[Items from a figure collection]
^^^^

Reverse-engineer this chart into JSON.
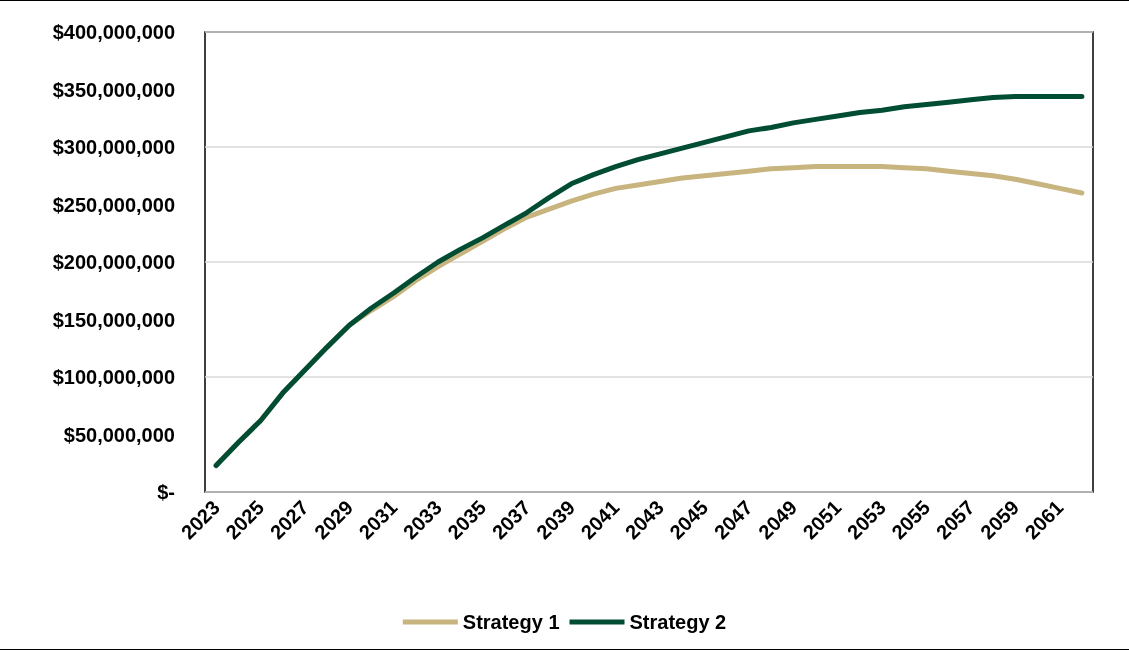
{
  "chart_data": {
    "type": "line",
    "categories": [
      "2023",
      null,
      "2025",
      null,
      "2027",
      null,
      "2029",
      null,
      "2031",
      null,
      "2033",
      null,
      "2035",
      null,
      "2037",
      null,
      "2039",
      null,
      "2041",
      null,
      "2043",
      null,
      "2045",
      null,
      "2047",
      null,
      "2049",
      null,
      "2051",
      null,
      "2053",
      null,
      "2055",
      null,
      "2057",
      null,
      "2059",
      null,
      "2061",
      null
    ],
    "series": [
      {
        "name": "Strategy 1",
        "color": "#c8b47e",
        "values": [
          23000000,
          43000000,
          62000000,
          86000000,
          106000000,
          126000000,
          145000000,
          158000000,
          170000000,
          184000000,
          196000000,
          207000000,
          218000000,
          229000000,
          239000000,
          246000000,
          253000000,
          259000000,
          264000000,
          267000000,
          270000000,
          273000000,
          275000000,
          277000000,
          279000000,
          281000000,
          282000000,
          283000000,
          283000000,
          283000000,
          283000000,
          282000000,
          281000000,
          279000000,
          277000000,
          275000000,
          272000000,
          268000000,
          264000000,
          260000000
        ]
      },
      {
        "name": "Strategy 2",
        "color": "#004d34",
        "values": [
          23000000,
          43000000,
          62000000,
          86000000,
          106000000,
          126000000,
          145000000,
          160000000,
          173000000,
          187000000,
          200000000,
          211000000,
          221000000,
          232000000,
          243000000,
          256000000,
          268000000,
          276000000,
          283000000,
          289000000,
          294000000,
          299000000,
          304000000,
          309000000,
          314000000,
          317000000,
          321000000,
          324000000,
          327000000,
          330000000,
          332000000,
          335000000,
          337000000,
          339000000,
          341000000,
          343000000,
          344000000,
          344000000,
          344000000,
          344000000
        ]
      }
    ],
    "ylim": [
      0,
      400000000
    ],
    "yticks": [
      {
        "value": 0,
        "label": "$-"
      },
      {
        "value": 50000000,
        "label": "$50,000,000"
      },
      {
        "value": 100000000,
        "label": "$100,000,000"
      },
      {
        "value": 150000000,
        "label": "$150,000,000"
      },
      {
        "value": 200000000,
        "label": "$200,000,000"
      },
      {
        "value": 250000000,
        "label": "$250,000,000"
      },
      {
        "value": 300000000,
        "label": "$300,000,000"
      },
      {
        "value": 350000000,
        "label": "$350,000,000"
      },
      {
        "value": 400000000,
        "label": "$400,000,000"
      }
    ],
    "grid": "y",
    "legend": "bottom",
    "marker": "none",
    "line_style": "solid"
  }
}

^^^^

→ **Written problem**
Copy each line exactly, and leave the pictures out of your copy.

→ **Problem solution**
Reverse-engineer this chart into JSON.
{
  "chart_data": {
    "type": "line",
    "categories": [
      "2023",
      null,
      "2025",
      null,
      "2027",
      null,
      "2029",
      null,
      "2031",
      null,
      "2033",
      null,
      "2035",
      null,
      "2037",
      null,
      "2039",
      null,
      "2041",
      null,
      "2043",
      null,
      "2045",
      null,
      "2047",
      null,
      "2049",
      null,
      "2051",
      null,
      "2053",
      null,
      "2055",
      null,
      "2057",
      null,
      "2059",
      null,
      "2061",
      null
    ],
    "series": [
      {
        "name": "Strategy 1",
        "color": "#c8b47e",
        "values": [
          23000000,
          43000000,
          62000000,
          86000000,
          106000000,
          126000000,
          145000000,
          158000000,
          170000000,
          184000000,
          196000000,
          207000000,
          218000000,
          229000000,
          239000000,
          246000000,
          253000000,
          259000000,
          264000000,
          267000000,
          270000000,
          273000000,
          275000000,
          277000000,
          279000000,
          281000000,
          282000000,
          283000000,
          283000000,
          283000000,
          283000000,
          282000000,
          281000000,
          279000000,
          277000000,
          275000000,
          272000000,
          268000000,
          264000000,
          260000000
        ]
      },
      {
        "name": "Strategy 2",
        "color": "#004d34",
        "values": [
          23000000,
          43000000,
          62000000,
          86000000,
          106000000,
          126000000,
          145000000,
          160000000,
          173000000,
          187000000,
          200000000,
          211000000,
          221000000,
          232000000,
          243000000,
          256000000,
          268000000,
          276000000,
          283000000,
          289000000,
          294000000,
          299000000,
          304000000,
          309000000,
          314000000,
          317000000,
          321000000,
          324000000,
          327000000,
          330000000,
          332000000,
          335000000,
          337000000,
          339000000,
          341000000,
          343000000,
          344000000,
          344000000,
          344000000,
          344000000
        ]
      }
    ],
    "ylim": [
      0,
      400000000
    ],
    "yticks": [
      {
        "value": 0,
        "label": "$-"
      },
      {
        "value": 50000000,
        "label": "$50,000,000"
      },
      {
        "value": 100000000,
        "label": "$100,000,000"
      },
      {
        "value": 150000000,
        "label": "$150,000,000"
      },
      {
        "value": 200000000,
        "label": "$200,000,000"
      },
      {
        "value": 250000000,
        "label": "$250,000,000"
      },
      {
        "value": 300000000,
        "label": "$300,000,000"
      },
      {
        "value": 350000000,
        "label": "$350,000,000"
      },
      {
        "value": 400000000,
        "label": "$400,000,000"
      }
    ],
    "grid": "y",
    "legend": "bottom",
    "marker": "none",
    "line_style": "solid"
  }
}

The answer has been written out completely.